--- EXTRACTED MATERIAL ---
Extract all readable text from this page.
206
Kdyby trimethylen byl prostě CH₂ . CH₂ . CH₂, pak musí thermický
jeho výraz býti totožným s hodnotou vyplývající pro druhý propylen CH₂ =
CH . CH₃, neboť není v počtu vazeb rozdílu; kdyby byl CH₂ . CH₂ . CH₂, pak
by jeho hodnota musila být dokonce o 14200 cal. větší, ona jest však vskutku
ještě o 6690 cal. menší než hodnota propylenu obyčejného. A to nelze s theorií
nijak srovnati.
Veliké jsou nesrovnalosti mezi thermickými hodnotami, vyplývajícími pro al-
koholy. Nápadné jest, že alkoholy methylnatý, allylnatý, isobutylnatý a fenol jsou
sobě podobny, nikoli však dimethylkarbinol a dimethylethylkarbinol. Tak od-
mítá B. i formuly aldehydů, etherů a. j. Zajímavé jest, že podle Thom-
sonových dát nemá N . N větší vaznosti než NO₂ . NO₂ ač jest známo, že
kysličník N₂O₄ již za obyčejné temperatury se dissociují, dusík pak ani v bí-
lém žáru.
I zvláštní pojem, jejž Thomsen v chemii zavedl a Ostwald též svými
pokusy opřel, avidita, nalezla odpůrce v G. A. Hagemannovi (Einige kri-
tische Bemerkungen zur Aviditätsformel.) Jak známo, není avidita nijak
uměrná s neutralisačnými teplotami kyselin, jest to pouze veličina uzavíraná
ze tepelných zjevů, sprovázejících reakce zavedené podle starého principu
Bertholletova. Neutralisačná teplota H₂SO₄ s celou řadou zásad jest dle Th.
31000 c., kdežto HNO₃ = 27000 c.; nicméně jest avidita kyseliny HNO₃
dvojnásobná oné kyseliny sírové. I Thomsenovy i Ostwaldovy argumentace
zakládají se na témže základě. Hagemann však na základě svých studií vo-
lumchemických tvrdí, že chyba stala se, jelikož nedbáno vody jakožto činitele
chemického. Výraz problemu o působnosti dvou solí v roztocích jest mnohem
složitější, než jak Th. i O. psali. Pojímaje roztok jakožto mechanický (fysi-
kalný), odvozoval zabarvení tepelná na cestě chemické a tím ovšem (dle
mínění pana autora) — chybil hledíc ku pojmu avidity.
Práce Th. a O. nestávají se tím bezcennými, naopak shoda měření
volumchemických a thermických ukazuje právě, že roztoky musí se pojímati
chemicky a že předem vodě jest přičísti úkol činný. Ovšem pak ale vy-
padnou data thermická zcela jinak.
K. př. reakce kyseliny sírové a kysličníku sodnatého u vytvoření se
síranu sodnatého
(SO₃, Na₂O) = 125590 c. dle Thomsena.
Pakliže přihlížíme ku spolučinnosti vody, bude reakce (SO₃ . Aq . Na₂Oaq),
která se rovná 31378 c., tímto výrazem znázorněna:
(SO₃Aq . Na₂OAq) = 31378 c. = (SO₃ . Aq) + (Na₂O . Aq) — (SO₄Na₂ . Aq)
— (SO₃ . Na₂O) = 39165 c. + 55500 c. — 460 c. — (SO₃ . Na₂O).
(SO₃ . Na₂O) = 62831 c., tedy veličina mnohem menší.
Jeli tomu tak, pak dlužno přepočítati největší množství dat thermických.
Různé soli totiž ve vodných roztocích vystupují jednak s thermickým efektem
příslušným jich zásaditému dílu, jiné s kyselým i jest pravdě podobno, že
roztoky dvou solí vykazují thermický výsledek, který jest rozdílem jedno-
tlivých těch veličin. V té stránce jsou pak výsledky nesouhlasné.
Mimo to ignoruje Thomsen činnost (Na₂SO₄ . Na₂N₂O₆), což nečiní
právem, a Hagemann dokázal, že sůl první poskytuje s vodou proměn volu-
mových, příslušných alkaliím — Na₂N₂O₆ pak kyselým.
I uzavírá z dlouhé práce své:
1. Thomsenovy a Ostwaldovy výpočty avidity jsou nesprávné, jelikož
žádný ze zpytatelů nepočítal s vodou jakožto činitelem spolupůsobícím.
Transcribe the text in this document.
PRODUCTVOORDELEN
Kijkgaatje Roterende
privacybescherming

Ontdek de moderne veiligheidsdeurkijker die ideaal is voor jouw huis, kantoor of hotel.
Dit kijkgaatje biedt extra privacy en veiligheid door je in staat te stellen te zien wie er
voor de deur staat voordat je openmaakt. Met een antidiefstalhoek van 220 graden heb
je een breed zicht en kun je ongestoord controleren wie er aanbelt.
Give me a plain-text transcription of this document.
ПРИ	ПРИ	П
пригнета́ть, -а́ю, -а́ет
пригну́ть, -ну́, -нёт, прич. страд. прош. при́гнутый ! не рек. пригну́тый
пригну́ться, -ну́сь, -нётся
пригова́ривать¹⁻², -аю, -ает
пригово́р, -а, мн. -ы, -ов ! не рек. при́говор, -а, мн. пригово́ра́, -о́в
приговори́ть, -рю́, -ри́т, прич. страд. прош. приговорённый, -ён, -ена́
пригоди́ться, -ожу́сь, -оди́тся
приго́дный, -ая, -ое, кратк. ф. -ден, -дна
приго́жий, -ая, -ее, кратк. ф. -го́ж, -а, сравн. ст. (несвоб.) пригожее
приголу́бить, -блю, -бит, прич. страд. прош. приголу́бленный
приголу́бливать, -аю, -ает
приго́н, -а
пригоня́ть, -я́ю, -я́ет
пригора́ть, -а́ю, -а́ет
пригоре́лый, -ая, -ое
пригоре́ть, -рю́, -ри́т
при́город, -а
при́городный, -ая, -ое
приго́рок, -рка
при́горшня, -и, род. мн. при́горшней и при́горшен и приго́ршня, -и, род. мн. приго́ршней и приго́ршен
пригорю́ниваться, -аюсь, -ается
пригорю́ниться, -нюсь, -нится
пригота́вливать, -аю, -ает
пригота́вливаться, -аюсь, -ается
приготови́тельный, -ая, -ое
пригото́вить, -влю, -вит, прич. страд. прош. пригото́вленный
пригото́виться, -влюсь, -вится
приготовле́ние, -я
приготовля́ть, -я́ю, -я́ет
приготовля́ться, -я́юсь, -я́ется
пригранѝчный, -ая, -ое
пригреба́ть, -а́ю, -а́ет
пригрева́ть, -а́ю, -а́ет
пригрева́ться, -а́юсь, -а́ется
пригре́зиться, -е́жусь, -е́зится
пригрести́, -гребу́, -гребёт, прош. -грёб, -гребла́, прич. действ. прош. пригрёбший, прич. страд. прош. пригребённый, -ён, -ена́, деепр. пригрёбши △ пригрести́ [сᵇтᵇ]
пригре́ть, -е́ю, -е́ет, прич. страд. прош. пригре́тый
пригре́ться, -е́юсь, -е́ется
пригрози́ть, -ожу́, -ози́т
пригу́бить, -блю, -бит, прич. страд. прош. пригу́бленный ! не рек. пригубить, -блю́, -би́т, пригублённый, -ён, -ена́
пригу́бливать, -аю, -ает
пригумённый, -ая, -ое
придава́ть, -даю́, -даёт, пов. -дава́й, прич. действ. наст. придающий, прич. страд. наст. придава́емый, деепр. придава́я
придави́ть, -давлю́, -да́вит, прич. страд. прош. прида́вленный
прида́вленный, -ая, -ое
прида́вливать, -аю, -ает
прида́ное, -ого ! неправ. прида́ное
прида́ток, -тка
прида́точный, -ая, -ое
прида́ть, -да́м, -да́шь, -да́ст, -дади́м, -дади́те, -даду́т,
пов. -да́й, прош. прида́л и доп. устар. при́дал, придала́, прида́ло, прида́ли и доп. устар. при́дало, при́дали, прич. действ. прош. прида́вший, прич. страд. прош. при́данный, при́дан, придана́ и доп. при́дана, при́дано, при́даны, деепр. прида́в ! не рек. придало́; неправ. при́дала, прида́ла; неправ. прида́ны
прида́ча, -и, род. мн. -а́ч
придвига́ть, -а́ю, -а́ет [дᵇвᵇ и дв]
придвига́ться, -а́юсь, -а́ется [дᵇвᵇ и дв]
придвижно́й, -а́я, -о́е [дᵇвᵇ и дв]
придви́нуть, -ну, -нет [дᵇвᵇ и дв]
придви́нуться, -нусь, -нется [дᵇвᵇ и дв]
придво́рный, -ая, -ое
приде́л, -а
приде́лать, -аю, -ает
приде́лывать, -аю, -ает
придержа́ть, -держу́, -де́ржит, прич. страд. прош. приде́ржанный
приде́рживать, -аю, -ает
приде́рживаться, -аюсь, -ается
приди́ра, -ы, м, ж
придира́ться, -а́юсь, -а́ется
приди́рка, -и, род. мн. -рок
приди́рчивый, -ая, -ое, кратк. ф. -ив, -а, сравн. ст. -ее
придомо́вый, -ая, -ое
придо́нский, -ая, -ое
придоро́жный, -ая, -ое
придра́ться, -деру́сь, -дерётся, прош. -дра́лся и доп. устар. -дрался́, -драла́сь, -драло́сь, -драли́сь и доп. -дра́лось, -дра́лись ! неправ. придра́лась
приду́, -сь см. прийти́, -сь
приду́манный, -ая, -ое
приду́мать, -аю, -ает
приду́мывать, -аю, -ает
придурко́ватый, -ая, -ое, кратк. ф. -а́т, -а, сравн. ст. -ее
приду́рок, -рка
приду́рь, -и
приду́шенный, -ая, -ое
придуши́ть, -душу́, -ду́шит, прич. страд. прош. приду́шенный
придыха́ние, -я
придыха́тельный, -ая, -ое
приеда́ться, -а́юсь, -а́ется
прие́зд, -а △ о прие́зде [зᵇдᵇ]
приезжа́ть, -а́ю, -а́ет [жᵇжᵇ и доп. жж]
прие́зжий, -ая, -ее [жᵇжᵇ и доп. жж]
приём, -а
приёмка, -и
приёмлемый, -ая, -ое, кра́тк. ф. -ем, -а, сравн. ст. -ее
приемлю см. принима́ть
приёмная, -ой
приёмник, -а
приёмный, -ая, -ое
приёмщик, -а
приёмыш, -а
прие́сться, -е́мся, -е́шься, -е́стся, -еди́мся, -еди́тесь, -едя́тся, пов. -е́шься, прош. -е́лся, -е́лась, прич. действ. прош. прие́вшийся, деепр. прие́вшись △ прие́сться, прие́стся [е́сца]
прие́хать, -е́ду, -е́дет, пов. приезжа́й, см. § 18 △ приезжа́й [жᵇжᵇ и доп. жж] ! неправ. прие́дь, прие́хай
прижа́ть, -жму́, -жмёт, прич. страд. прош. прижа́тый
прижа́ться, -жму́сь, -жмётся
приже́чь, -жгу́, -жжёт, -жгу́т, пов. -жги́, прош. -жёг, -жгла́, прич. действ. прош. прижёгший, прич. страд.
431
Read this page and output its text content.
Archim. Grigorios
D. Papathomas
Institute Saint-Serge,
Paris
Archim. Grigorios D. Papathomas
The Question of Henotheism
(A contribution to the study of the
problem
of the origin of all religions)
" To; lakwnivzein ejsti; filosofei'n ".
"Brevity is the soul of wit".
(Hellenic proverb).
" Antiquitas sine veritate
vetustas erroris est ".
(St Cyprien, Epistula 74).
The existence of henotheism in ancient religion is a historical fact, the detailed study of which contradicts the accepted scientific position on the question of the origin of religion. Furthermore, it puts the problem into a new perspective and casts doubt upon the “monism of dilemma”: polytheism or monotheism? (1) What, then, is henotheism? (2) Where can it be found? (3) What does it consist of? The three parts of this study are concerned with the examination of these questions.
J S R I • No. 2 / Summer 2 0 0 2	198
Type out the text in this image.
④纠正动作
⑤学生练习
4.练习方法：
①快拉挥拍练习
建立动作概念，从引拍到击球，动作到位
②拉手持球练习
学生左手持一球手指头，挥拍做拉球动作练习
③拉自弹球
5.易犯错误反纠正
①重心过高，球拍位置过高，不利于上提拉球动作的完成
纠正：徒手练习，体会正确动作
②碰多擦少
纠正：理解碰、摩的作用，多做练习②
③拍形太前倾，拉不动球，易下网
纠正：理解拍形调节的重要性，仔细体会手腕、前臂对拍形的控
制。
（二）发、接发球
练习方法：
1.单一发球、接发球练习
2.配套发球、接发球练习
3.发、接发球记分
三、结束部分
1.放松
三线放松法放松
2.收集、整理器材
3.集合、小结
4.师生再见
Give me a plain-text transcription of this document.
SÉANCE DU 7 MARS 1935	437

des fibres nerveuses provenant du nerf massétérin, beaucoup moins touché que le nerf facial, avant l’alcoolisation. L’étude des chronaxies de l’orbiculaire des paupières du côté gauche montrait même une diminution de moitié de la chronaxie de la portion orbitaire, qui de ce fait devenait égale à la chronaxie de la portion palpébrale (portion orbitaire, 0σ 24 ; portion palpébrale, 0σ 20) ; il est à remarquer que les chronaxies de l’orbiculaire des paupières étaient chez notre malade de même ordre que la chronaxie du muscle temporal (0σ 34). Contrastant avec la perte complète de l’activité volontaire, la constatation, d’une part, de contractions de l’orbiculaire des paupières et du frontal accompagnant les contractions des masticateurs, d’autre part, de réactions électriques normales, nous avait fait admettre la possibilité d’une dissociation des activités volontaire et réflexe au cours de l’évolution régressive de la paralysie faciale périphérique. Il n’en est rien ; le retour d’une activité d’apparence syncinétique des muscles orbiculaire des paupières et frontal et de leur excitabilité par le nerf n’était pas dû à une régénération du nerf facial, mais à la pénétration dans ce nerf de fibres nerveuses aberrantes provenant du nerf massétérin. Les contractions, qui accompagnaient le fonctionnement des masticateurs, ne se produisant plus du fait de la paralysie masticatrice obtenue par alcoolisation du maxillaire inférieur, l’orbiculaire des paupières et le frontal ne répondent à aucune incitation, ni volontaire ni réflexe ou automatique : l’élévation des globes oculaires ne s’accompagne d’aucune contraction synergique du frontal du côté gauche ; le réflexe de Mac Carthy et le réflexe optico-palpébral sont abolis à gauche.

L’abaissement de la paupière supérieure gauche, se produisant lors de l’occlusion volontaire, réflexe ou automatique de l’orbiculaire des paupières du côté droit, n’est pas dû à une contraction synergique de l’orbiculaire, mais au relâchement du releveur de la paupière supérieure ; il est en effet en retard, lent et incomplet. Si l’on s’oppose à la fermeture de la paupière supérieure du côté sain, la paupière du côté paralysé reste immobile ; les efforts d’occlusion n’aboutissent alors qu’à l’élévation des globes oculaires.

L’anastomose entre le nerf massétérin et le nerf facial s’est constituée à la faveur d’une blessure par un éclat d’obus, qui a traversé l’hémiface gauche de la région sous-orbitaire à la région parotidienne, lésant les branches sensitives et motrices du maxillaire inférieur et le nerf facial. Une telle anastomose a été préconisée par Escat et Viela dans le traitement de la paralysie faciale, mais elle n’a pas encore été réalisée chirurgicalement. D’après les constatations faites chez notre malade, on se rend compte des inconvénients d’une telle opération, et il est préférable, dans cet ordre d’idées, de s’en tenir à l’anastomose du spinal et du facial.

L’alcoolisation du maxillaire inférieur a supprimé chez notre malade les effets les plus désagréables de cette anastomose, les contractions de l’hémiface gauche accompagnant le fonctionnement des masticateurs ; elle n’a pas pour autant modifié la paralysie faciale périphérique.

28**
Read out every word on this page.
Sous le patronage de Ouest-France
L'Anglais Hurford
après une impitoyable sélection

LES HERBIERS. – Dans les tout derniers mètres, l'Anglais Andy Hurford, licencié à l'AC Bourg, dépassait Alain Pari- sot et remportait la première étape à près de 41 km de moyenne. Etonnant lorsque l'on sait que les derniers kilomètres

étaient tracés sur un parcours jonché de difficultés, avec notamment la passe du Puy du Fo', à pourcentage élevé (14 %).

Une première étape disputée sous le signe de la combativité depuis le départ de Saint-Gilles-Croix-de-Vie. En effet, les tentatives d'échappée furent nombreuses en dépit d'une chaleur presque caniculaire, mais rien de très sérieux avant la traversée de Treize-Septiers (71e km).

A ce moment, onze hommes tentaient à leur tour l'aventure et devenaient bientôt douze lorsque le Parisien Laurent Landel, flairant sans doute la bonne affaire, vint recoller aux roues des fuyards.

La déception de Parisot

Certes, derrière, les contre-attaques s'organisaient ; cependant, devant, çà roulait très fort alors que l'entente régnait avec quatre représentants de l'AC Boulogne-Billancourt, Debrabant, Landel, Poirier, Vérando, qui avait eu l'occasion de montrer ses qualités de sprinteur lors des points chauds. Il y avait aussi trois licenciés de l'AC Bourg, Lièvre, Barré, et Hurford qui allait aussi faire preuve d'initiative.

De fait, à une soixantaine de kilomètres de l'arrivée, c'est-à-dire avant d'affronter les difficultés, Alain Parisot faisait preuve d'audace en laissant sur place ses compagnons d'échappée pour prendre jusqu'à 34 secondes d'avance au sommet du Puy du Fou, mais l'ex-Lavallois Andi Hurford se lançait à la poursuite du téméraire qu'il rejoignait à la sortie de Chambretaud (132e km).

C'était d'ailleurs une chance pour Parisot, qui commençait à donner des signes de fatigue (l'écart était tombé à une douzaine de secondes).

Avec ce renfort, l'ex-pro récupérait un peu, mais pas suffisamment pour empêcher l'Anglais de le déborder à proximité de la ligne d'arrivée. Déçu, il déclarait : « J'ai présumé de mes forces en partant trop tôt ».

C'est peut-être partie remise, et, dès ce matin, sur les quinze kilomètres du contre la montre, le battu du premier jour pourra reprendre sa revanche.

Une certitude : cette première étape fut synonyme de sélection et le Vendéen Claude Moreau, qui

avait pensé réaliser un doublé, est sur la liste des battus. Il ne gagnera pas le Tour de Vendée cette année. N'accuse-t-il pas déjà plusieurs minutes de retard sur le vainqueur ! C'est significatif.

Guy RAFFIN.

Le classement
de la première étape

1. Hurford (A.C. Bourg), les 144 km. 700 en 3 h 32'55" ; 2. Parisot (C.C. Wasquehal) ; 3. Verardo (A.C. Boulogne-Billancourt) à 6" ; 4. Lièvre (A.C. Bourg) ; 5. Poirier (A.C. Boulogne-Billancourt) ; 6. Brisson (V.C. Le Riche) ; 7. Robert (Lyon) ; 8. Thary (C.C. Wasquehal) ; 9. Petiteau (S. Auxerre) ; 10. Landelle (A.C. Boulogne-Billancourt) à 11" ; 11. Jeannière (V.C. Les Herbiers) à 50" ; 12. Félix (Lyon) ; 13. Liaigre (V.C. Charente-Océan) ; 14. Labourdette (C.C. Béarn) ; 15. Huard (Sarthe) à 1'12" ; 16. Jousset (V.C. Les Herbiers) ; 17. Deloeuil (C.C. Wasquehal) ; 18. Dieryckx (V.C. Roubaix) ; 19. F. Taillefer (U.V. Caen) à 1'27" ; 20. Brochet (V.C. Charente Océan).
---
→ **TO DO**
Locate all lines in the listing above with the word "дᵇвᵇ" and copy them.

→ **WRITTEN ANSWER**
придвига́ть, -а́ю, -а́ет [дᵇвᵇ и дв]
придвига́ться, -а́юсь, -а́ется [дᵇвᵇ и дв]
придвижно́й, -а́я, -о́е [дᵇвᵇ и дв]
придви́нуть, -ну, -нет [дᵇвᵇ и дв]
придви́нуться, -нусь, -нется [дᵇвᵇ и дв]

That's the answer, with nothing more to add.